* TASK REQUIREMENTS *
Scan the lines and state how many carry "hende". Leave out everything but the number.

* LISTED RECORDS *
----

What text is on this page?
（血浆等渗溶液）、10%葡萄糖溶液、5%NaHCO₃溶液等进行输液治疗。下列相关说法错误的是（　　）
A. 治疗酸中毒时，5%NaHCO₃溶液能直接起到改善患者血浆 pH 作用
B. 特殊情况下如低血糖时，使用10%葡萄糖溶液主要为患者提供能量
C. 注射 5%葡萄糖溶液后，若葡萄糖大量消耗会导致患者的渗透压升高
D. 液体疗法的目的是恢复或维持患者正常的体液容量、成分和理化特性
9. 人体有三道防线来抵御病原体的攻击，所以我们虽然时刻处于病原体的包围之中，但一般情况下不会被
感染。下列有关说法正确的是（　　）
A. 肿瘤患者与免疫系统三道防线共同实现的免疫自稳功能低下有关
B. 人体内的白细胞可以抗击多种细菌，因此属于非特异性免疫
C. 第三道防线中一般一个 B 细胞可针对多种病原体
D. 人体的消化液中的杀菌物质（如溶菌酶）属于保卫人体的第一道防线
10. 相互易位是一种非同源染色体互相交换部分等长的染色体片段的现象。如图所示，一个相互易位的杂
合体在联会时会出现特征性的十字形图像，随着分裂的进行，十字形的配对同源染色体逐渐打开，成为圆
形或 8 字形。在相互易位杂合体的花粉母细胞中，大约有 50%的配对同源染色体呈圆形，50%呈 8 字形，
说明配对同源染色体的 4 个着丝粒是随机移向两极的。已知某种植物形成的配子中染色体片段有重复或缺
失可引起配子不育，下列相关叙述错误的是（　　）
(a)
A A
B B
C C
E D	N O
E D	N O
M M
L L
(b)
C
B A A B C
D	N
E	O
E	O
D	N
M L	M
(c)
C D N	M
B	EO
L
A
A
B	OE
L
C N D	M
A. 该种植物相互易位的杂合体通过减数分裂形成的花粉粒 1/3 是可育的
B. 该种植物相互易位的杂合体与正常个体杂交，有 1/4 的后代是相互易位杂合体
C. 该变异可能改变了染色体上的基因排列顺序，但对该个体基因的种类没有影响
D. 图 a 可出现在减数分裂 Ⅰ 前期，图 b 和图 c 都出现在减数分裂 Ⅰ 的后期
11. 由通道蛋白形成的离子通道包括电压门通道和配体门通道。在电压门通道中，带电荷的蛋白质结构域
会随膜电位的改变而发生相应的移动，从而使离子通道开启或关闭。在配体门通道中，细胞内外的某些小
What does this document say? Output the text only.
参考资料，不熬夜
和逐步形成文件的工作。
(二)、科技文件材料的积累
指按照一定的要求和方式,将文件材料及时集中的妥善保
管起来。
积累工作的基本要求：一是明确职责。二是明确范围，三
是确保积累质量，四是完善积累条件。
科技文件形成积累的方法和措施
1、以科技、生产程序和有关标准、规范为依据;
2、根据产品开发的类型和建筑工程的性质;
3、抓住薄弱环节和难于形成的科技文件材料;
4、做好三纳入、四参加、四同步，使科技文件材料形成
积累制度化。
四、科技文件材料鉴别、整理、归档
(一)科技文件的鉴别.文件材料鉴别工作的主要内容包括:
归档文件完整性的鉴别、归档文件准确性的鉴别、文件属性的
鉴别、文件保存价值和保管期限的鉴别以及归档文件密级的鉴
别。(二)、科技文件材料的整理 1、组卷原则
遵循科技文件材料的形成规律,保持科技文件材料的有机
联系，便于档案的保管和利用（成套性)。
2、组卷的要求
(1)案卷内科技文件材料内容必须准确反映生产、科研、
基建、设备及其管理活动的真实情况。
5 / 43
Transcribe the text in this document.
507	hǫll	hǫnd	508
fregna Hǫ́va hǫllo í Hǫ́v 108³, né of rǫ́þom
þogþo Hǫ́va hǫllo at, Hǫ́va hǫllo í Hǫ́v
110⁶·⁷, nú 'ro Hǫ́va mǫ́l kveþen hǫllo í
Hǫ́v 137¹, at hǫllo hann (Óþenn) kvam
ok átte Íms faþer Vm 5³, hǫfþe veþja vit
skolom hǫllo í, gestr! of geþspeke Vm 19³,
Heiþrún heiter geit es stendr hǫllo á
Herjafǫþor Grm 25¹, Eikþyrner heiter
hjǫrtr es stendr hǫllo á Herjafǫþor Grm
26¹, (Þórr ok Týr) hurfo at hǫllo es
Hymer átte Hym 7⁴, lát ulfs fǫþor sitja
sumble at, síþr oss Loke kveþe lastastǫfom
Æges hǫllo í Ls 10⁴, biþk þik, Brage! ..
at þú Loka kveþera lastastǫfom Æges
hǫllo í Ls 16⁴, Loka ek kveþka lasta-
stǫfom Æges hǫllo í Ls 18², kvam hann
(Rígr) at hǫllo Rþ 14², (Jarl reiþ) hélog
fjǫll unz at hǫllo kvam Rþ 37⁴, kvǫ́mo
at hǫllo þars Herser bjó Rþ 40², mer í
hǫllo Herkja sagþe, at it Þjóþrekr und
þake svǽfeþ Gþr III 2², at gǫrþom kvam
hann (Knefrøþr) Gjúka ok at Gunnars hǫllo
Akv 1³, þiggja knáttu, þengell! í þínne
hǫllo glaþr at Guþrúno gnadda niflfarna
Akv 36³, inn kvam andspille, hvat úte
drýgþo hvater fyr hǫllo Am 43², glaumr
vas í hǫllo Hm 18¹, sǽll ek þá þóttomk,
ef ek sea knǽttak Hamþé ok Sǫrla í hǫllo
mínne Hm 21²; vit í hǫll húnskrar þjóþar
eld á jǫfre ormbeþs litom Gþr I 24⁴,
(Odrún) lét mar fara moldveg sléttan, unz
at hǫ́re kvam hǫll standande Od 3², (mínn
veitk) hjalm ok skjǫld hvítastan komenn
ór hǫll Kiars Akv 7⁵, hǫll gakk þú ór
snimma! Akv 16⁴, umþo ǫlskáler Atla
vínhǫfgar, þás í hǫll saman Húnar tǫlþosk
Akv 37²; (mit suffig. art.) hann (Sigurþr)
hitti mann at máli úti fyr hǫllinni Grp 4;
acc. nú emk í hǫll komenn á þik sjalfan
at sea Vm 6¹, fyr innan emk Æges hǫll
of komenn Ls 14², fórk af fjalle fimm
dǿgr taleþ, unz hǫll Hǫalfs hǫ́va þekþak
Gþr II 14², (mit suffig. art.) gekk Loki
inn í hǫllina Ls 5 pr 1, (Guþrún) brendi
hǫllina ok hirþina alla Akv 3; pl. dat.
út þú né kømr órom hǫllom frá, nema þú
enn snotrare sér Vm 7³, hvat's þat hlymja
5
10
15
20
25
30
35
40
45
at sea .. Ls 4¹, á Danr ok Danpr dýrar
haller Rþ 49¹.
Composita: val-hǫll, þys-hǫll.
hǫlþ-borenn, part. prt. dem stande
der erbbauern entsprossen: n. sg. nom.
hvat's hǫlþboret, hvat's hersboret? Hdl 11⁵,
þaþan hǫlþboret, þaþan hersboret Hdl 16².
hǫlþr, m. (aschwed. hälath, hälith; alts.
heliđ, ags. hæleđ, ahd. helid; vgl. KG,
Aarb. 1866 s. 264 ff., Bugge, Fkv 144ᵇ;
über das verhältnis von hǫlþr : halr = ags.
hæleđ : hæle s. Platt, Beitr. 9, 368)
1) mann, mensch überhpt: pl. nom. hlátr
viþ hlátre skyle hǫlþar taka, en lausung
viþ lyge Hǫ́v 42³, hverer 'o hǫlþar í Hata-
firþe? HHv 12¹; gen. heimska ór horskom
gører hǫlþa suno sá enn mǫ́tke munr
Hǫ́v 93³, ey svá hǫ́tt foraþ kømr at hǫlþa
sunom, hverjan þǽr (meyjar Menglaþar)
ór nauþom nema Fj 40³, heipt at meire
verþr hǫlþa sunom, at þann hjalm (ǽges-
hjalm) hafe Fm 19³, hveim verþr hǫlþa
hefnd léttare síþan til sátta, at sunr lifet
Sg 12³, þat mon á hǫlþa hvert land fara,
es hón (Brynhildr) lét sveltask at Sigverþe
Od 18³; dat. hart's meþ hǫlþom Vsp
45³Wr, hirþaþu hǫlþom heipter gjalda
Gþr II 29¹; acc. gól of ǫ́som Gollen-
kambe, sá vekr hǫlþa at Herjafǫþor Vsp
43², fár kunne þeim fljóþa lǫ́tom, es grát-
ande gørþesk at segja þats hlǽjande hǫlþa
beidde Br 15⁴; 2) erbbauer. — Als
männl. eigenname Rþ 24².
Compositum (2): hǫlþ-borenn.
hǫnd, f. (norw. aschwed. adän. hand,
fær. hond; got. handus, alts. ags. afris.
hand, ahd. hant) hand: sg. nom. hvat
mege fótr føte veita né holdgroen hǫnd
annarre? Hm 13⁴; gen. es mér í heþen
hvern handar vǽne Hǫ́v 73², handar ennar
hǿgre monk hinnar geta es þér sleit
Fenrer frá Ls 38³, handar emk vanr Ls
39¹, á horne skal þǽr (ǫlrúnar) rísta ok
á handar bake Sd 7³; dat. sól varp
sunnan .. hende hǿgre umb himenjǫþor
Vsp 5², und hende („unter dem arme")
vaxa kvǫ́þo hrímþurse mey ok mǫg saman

----

* WRITTEN ANSWER *
2